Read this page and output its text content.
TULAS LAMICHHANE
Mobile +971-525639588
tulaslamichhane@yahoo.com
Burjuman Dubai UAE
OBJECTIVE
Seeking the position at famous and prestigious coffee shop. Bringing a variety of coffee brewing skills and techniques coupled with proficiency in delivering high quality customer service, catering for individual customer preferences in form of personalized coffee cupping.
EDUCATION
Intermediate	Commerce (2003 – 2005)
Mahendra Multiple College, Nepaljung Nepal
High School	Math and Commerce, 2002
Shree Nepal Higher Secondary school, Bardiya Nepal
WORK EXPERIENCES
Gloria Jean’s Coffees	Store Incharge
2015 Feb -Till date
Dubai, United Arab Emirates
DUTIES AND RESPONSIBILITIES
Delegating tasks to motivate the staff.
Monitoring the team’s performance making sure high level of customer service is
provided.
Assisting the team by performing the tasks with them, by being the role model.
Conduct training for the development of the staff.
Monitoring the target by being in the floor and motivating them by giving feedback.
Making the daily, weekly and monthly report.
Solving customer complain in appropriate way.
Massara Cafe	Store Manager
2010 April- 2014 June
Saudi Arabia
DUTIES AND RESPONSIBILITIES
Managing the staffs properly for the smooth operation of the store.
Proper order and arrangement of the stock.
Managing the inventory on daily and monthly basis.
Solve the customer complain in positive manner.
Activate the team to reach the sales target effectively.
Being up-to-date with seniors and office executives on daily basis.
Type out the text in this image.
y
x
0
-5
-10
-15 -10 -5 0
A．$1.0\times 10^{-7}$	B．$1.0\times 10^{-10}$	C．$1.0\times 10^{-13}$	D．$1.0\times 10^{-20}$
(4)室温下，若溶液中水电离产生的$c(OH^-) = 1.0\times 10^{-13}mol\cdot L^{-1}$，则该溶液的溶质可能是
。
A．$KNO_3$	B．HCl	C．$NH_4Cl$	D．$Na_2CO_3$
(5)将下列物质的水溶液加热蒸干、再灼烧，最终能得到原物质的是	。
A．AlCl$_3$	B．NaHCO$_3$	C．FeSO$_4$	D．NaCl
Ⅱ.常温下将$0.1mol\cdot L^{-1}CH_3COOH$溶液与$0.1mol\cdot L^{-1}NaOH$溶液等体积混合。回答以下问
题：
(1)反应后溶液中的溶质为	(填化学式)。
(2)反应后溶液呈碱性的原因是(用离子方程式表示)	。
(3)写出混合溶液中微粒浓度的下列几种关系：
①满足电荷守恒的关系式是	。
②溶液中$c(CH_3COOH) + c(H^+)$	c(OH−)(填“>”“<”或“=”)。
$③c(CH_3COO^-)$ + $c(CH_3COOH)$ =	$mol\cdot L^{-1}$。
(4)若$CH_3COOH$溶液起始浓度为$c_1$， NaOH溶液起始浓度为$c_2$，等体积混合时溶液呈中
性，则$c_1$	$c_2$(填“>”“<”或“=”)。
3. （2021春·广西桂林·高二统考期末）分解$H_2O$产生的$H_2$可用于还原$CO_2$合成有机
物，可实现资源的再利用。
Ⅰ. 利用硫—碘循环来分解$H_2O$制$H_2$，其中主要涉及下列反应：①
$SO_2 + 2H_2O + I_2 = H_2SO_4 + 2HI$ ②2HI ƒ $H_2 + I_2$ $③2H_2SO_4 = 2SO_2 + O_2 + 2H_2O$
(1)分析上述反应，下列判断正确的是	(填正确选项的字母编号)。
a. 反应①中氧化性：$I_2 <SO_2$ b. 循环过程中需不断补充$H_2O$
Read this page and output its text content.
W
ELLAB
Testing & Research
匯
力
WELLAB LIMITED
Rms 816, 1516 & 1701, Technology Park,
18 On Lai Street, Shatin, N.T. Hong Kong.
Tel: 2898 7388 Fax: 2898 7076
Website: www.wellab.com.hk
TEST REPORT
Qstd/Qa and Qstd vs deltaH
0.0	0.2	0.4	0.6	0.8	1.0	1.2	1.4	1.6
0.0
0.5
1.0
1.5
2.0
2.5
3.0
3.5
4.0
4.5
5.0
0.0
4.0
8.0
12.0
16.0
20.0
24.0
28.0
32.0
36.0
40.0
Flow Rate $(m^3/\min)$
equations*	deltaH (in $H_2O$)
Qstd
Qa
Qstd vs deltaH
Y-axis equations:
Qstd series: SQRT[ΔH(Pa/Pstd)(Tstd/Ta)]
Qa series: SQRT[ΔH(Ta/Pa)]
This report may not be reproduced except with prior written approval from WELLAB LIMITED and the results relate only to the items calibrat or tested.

Your instructions: Show every line in the records above that contains the word "deltaH".

Solution to this exercise:
Qstd/Qa and Qstd vs deltaH
equations*	deltaH (in $H_2O$)
Qstd vs deltaH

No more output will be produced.